(Selected extract)

** Begin **

Anne Mary Kobugabe Tumwine (born 9 September 1973) is a Ugandan teacher and politician and was and was and is a woman member of the 10th and 11th Parliament of Uganda as a representative from Ntoroko district and she is affiliated to the National Resistance Movement political party.

Background and education 
She started school in 1990 and she attainted her Primary Leaving Examinations (PLE) from St. Peter and Paul Primary School then her Uganda Certificate of Education (UCE) in 1995 from St. Maria Gorretti, Fort Portal. She attainted a Certificate in Hotel and Institution Management at YWCA in 1996 then an ordinary diploma in Business Administration from Ndejje university in 2003. In 2005 she also attained a certificate in Public administration at Makerere university and a bachelor's degree of business administration from Bishop Stuart University, Mbarara in 2012.

Career 
In 1997–2000 she was a Receptionist/Cashier at Nile Hotel international the Sales and Customer Care Officer at Excel logistics 2000–2006. In 2007,2008 and 2009 she was the director of Ebenezer Hope Primary School, Nakivale Hope Primary School and Trust Primary School, Mbarara respectively and now she is as well the Project Administrator at RWCA/Trust Children Centre.

Political career 
She was a woman member of the 10th Parliament of Uganda as a representative from Ntoroko district and she part of the National Resistance Movement. She is the woman member of parliament elect in the 11th Ugandan Parliament from Ntoroko district for 2021–2026.

** End **

According to the biography of Anne Mary Kobugabe Tumwine, which university granted her bachelor's degree in business administration?

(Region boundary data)
** Begin **

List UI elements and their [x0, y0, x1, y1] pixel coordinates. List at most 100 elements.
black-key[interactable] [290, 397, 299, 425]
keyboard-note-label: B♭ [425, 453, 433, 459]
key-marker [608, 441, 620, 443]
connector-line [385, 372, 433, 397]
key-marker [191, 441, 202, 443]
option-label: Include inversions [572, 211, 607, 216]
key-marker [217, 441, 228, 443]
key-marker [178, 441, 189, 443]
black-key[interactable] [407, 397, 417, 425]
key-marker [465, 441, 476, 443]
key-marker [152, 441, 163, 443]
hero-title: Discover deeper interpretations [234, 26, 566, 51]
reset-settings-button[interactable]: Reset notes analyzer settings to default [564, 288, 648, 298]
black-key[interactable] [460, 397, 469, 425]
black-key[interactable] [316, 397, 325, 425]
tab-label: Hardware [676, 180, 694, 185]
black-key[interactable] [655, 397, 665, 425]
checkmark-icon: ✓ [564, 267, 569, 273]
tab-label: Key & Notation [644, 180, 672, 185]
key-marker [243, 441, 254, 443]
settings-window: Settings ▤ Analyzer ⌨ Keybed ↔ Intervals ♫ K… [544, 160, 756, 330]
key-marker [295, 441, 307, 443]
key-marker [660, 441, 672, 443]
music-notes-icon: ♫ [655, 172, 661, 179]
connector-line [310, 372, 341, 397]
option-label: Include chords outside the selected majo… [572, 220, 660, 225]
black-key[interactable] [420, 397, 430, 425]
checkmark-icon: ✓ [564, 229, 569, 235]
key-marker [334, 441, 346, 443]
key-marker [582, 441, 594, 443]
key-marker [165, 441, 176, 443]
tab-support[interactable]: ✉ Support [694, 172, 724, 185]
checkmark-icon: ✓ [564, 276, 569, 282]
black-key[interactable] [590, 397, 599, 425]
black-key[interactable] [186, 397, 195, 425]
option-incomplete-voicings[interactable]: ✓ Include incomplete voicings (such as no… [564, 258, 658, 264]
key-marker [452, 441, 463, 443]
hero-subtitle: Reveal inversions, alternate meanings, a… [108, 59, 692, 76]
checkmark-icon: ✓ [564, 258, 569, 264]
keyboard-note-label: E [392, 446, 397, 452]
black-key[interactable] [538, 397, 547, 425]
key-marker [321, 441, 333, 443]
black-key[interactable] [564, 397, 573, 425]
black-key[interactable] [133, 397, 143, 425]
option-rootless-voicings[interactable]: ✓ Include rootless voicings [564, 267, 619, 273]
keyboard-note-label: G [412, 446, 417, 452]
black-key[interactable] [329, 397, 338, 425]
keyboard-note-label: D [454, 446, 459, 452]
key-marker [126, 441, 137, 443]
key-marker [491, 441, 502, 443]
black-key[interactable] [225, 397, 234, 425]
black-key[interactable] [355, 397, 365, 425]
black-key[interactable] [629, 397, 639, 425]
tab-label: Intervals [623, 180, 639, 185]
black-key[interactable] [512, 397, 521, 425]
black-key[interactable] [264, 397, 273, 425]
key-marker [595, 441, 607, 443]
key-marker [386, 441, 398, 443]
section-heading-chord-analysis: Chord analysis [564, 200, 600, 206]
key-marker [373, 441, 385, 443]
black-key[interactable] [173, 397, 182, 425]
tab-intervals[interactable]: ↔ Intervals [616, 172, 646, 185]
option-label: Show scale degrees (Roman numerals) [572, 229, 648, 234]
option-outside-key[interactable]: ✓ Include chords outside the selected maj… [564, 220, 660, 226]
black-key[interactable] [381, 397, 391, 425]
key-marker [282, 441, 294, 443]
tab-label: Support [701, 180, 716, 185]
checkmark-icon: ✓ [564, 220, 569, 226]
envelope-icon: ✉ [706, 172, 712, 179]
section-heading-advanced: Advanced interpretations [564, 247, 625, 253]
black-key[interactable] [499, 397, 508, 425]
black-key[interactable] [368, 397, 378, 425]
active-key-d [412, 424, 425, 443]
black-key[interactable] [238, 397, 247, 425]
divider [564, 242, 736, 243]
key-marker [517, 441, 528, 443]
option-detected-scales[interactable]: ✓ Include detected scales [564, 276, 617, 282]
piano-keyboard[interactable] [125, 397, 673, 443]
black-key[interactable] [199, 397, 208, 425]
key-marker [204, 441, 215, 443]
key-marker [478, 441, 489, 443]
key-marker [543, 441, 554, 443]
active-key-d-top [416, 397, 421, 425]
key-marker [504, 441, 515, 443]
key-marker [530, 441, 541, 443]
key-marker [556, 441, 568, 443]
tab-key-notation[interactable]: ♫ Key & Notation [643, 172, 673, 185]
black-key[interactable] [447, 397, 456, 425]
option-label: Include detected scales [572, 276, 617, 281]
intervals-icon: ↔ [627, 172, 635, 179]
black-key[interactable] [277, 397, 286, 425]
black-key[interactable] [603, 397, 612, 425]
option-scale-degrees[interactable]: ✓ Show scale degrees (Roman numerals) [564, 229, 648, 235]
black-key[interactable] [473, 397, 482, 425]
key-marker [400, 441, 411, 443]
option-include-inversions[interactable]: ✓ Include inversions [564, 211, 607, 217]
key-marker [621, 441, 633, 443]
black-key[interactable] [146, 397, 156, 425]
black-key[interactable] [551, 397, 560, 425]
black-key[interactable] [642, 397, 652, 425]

** End **

(Written response)
Bishop Stuart University, Mbarara, in 2012.